» **WHAT THE TASK ASKS**
Write out the records below word for word, please.
^^^^^^^^
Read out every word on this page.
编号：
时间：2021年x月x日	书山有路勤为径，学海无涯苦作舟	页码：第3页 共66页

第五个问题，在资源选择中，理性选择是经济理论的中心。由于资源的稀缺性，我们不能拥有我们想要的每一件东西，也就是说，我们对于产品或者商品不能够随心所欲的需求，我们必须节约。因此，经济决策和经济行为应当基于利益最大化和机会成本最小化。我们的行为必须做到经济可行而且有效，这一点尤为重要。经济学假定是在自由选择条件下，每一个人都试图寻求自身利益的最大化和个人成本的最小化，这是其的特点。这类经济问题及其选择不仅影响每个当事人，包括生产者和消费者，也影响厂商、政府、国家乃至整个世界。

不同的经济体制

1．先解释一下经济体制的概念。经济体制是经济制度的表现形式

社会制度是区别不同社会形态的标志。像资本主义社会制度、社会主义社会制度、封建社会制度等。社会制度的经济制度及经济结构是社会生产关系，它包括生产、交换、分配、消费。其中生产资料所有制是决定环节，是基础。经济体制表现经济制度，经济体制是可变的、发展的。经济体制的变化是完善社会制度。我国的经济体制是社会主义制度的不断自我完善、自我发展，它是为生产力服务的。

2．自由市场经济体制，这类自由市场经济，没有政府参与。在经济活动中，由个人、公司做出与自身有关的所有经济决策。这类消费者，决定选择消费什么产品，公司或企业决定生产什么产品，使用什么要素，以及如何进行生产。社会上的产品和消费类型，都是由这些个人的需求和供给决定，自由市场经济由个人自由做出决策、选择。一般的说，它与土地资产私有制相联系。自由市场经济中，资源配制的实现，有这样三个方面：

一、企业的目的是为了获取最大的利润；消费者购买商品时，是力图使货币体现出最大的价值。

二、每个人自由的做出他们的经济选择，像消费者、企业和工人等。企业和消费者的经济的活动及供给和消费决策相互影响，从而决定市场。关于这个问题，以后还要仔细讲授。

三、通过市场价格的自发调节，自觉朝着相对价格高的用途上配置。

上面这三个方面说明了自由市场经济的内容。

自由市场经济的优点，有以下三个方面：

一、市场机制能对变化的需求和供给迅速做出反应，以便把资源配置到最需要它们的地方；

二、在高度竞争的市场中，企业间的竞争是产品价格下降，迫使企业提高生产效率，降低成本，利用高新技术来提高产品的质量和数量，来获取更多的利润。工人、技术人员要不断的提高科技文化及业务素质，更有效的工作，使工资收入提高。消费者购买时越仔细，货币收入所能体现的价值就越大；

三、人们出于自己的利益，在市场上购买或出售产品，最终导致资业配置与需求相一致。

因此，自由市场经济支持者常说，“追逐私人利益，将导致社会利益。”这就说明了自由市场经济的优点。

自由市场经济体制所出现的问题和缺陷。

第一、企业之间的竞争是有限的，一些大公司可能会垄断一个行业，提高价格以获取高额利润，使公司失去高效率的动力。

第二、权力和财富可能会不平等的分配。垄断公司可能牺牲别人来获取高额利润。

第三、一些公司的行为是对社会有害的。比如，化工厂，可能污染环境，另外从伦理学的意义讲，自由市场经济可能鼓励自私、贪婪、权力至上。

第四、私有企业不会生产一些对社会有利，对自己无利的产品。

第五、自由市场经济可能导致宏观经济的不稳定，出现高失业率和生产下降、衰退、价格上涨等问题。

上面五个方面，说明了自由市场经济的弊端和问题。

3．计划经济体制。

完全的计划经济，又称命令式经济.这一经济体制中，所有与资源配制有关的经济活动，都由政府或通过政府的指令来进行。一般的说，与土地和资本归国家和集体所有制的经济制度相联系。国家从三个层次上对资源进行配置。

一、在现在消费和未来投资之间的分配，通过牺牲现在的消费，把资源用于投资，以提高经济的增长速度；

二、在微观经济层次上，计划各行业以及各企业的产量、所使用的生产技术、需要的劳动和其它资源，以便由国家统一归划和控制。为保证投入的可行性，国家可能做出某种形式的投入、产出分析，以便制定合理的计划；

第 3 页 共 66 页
^^^^^^^^
» **WRITTEN REPLY**
Read out every word on this page.
编号：
时间：2021年x月x日	书山有路勤为径，学海无涯苦作舟	页码：第3页 共66页

第五个问题，在资源选择中，理性选择是经济理论的中心。由于资源的稀缺性，我们不能拥有我们想要的每一件东西，也就是说，我们对于产品或者商品不能够随心所欲的需求，我们必须节约。因此，经济决策和经济行为应当基于利益最大化和机会成本最小化。我们的行为必须做到经济可行而且有效，这一点尤为重要。经济学假定是在自由选择条件下，每一个人都试图寻求自身利益的最大化和个人成本的最小化，这是其的特点。这类经济问题及其选择不仅影响每个当事人，包括生产者和消费者，也影响厂商、政府、国家乃至整个世界。

不同的经济体制

1．先解释一下经济体制的概念。经济体制是经济制度的表现形式

社会制度是区别不同社会形态的标志。像资本主义社会制度、社会主义社会制度、封建社会制度等。社会制度的经济制度及经济结构是社会生产关系，它包括生产、交换、分配、消费。其中生产资料所有制是决定环节，是基础。经济体制表现经济制度，经济体制是可变的、发展的。经济体制的变化是完善社会制度。我国的经济体制是社会主义制度的不断自我完善、自我发展，它是为生产力服务的。

2．自由市场经济体制，这类自由市场经济，没有政府参与。在经济活动中，由个人、公司做出与自身有关的所有经济决策。这类消费者，决定选择消费什么产品，公司或企业决定生产什么产品，使用什么要素，以及如何进行生产。社会上的产品和消费类型，都是由这些个人的需求和供给决定，自由市场经济由个人自由做出决策、选择。一般的说，它与土地资产私有制相联系。自由市场经济中，资源配制的实现，有这样三个方面：

一、企业的目的是为了获取最大的利润；消费者购买商品时，是力图使货币体现出最大的价值。

二、每个人自由的做出他们的经济选择，像消费者、企业和工人等。企业和消费者的经济的活动及供给和消费决策相互影响，从而决定市场。关于这个问题，以后还要仔细讲授。

三、通过市场价格的自发调节，自觉朝着相对价格高的用途上配置。

上面这三个方面说明了自由市场经济的内容。

自由市场经济的优点，有以下三个方面：

一、市场机制能对变化的需求和供给迅速做出反应，以便把资源配置到最需要它们的地方；

二、在高度竞争的市场中，企业间的竞争是产品价格下降，迫使企业提高生产效率，降低成本，利用高新技术来提高产品的质量和数量，来获取更多的利润。工人、技术人员要不断的提高科技文化及业务素质，更有效的工作，使工资收入提高。消费者购买时越仔细，货币收入所能体现的价值就越大；

三、人们出于自己的利益，在市场上购买或出售产品，最终导致资业配置与需求相一致。

因此，自由市场经济支持者常说，“追逐私人利益，将导致社会利益。”这就说明了自由市场经济的优点。

自由市场经济体制所出现的问题和缺陷。

第一、企业之间的竞争是有限的，一些大公司可能会垄断一个行业，提高价格以获取高额利润，使公司失去高效率的动力。

第二、权力和财富可能会不平等的分配。垄断公司可能牺牲别人来获取高额利润。

第三、一些公司的行为是对社会有害的。比如，化工厂，可能污染环境，另外从伦理学的意义讲，自由市场经济可能鼓励自私、贪婪、权力至上。

第四、私有企业不会生产一些对社会有利，对自己无利的产品。

第五、自由市场经济可能导致宏观经济的不稳定，出现高失业率和生产下降、衰退、价格上涨等问题。

上面五个方面，说明了自由市场经济的弊端和问题。

3．计划经济体制。

完全的计划经济，又称命令式经济.这一经济体制中，所有与资源配制有关的经济活动，都由政府或通过政府的指令来进行。一般的说，与土地和资本归国家和集体所有制的经济制度相联系。国家从三个层次上对资源进行配置。

一、在现在消费和未来投资之间的分配，通过牺牲现在的消费，把资源用于投资，以提高经济的增长速度；

二、在微观经济层次上，计划各行业以及各企业的产量、所使用的生产技术、需要的劳动和其它资源，以便由国家统一归划和控制。为保证投入的可行性，国家可能做出某种形式的投入、产出分析，以便制定合理的计划；

第 3 页 共 66 页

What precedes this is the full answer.